PROVIDED MATERIAL →

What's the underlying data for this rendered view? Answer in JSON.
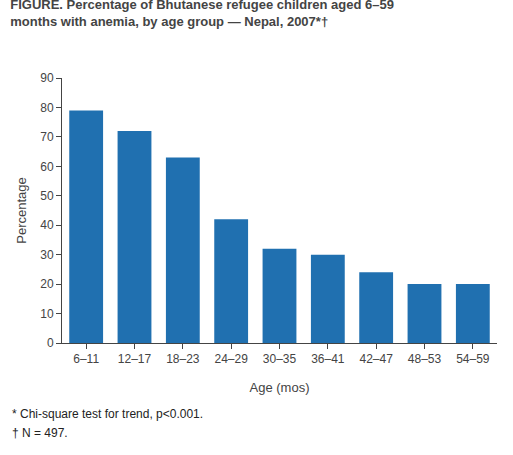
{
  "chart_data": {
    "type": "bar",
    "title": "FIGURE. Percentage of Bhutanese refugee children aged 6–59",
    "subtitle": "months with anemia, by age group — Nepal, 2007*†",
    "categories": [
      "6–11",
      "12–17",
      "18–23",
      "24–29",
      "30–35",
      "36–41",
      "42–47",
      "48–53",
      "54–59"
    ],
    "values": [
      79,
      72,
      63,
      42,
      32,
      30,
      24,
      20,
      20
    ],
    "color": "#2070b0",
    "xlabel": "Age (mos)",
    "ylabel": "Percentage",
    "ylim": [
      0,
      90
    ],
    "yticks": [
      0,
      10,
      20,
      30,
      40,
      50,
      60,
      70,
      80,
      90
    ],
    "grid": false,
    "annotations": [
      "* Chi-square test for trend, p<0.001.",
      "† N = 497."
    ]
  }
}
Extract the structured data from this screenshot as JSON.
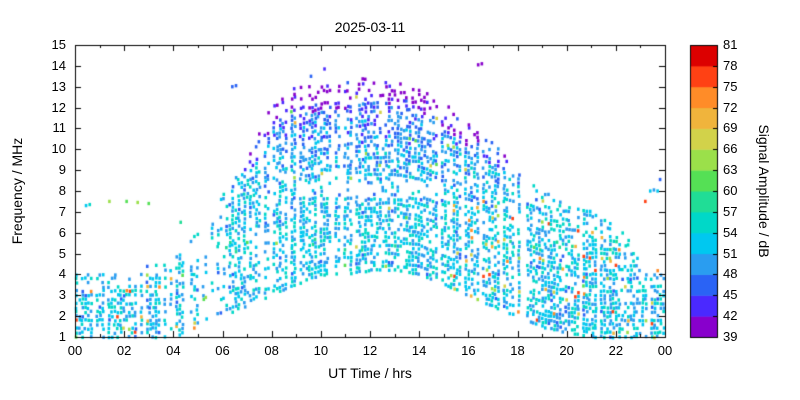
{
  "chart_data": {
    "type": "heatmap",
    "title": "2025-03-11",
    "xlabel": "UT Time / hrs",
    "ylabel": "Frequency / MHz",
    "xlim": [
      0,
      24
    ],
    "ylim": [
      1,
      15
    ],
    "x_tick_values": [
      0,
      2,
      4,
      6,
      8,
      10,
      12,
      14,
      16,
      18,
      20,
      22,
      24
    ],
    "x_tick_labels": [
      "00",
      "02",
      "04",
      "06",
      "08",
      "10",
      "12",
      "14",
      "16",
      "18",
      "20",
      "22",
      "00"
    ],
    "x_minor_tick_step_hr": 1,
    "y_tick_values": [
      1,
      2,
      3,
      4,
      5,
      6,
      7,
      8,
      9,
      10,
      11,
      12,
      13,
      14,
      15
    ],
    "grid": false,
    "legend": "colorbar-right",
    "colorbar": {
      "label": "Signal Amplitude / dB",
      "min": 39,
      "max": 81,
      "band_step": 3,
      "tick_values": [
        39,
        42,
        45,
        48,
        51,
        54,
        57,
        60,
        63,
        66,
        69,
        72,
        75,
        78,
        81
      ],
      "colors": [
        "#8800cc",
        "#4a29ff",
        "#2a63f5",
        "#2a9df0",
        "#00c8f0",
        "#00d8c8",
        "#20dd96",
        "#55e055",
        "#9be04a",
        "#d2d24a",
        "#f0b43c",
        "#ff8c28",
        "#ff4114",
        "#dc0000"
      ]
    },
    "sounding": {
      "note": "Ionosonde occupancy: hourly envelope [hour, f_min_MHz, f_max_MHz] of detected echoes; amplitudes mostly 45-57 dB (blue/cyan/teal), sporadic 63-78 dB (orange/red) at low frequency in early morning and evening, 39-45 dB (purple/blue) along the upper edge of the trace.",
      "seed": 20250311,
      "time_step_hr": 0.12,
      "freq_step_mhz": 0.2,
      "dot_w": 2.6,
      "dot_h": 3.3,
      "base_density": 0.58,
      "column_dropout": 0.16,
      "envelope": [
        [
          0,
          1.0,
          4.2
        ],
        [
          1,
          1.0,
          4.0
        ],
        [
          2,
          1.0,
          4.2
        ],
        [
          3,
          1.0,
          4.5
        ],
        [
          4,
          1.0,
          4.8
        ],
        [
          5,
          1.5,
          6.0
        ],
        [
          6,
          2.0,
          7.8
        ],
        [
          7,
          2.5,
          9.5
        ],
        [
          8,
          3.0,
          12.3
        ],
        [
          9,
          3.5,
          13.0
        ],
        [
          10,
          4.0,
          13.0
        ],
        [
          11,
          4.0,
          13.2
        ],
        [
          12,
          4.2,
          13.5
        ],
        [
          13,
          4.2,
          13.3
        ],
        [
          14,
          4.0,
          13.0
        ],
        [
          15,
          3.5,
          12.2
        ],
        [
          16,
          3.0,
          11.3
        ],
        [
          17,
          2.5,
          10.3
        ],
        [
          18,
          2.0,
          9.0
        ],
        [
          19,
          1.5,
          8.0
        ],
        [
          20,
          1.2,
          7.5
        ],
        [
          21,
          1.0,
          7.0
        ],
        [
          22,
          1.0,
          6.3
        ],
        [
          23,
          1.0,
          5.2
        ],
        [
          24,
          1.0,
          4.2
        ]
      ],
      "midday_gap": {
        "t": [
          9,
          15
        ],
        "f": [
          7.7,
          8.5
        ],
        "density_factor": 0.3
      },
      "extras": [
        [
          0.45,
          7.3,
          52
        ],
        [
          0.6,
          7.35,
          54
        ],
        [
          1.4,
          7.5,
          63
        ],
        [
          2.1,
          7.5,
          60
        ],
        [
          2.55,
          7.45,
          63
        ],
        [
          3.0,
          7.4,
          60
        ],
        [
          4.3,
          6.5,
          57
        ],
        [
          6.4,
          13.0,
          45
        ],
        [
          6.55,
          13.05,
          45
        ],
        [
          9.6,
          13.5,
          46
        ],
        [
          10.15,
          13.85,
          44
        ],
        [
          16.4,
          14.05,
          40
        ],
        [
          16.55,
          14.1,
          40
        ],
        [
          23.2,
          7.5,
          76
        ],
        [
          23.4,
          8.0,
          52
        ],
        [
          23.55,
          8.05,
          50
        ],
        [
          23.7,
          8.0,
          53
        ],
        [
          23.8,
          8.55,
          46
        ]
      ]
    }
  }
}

WHAT YOU WILL DO → Copy every line of the records above that holds the word "this".

FINISHED EXERCISE →
What's the underlying data for this rendered view? Answer in JSON.
Extract the structured data from this screenshot as JSON.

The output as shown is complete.